Stated goal: Write out exactly the lines below that run from the line containing "Type out the text in this image." through the last line of the records.

Data entries
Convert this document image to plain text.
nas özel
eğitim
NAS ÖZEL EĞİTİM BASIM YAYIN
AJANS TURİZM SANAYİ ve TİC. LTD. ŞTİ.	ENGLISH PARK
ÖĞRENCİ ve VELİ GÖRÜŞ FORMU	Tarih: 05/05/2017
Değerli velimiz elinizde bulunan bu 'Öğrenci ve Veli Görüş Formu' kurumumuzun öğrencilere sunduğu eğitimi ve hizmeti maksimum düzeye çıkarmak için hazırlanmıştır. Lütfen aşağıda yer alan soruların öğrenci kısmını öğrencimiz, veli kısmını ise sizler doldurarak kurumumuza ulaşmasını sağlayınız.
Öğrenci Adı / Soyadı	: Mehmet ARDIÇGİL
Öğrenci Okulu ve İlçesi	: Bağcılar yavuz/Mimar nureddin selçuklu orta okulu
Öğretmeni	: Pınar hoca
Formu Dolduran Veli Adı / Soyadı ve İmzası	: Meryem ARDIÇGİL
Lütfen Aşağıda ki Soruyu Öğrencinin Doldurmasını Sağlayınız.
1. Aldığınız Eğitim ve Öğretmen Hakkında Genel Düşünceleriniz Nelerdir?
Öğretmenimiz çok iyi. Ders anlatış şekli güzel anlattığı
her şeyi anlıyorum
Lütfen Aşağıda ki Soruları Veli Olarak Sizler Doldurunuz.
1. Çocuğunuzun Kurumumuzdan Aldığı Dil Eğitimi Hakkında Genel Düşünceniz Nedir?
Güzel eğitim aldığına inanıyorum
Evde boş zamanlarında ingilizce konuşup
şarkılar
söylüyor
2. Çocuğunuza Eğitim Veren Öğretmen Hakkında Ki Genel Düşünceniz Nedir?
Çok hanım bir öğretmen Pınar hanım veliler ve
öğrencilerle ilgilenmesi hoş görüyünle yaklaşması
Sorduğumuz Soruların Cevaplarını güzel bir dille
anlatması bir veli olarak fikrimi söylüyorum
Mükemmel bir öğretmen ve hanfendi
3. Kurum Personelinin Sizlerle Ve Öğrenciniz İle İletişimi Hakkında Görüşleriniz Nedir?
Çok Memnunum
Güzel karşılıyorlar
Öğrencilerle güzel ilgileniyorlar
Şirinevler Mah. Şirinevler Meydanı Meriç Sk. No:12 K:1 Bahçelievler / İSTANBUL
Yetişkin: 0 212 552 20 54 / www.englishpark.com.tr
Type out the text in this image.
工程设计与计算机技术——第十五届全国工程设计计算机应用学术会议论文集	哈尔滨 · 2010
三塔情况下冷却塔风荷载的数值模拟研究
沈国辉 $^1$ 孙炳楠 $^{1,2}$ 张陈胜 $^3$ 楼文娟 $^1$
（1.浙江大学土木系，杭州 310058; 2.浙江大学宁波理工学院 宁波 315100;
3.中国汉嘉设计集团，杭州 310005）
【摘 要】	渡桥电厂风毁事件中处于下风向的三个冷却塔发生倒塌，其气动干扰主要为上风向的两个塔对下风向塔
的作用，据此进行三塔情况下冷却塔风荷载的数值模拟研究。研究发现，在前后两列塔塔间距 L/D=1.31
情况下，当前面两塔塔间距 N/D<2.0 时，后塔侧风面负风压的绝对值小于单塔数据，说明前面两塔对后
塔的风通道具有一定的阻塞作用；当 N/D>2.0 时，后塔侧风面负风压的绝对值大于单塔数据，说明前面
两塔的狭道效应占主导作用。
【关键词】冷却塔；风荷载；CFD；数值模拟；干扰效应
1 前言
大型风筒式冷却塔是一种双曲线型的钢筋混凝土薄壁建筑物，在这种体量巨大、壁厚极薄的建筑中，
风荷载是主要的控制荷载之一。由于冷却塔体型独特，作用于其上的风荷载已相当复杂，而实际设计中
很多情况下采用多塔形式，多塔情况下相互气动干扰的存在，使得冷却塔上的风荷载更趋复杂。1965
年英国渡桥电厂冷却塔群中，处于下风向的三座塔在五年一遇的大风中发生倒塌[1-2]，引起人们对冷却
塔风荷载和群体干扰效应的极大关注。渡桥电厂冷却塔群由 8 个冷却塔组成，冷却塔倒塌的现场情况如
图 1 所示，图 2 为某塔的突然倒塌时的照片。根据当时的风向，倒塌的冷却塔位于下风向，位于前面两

Task answer:
Type out the text in this image.
工程设计与计算机技术——第十五届全国工程设计计算机应用学术会议论文集	哈尔滨 · 2010
三塔情况下冷却塔风荷载的数值模拟研究
沈国辉 $^1$ 孙炳楠 $^{1,2}$ 张陈胜 $^3$ 楼文娟 $^1$
（1.浙江大学土木系，杭州 310058; 2.浙江大学宁波理工学院 宁波 315100;
3.中国汉嘉设计集团，杭州 310005）
【摘 要】	渡桥电厂风毁事件中处于下风向的三个冷却塔发生倒塌，其气动干扰主要为上风向的两个塔对下风向塔
的作用，据此进行三塔情况下冷却塔风荷载的数值模拟研究。研究发现，在前后两列塔塔间距 L/D=1.31
情况下，当前面两塔塔间距 N/D<2.0 时，后塔侧风面负风压的绝对值小于单塔数据，说明前面两塔对后
塔的风通道具有一定的阻塞作用；当 N/D>2.0 时，后塔侧风面负风压的绝对值大于单塔数据，说明前面
两塔的狭道效应占主导作用。
【关键词】冷却塔；风荷载；CFD；数值模拟；干扰效应
1 前言
大型风筒式冷却塔是一种双曲线型的钢筋混凝土薄壁建筑物，在这种体量巨大、壁厚极薄的建筑中，
风荷载是主要的控制荷载之一。由于冷却塔体型独特，作用于其上的风荷载已相当复杂，而实际设计中
很多情况下采用多塔形式，多塔情况下相互气动干扰的存在，使得冷却塔上的风荷载更趋复杂。1965
年英国渡桥电厂冷却塔群中，处于下风向的三座塔在五年一遇的大风中发生倒塌[1-2]，引起人们对冷却
塔风荷载和群体干扰效应的极大关注。渡桥电厂冷却塔群由 8 个冷却塔组成，冷却塔倒塌的现场情况如
图 1 所示，图 2 为某塔的突然倒塌时的照片。根据当时的风向，倒塌的冷却塔位于下风向，位于前面两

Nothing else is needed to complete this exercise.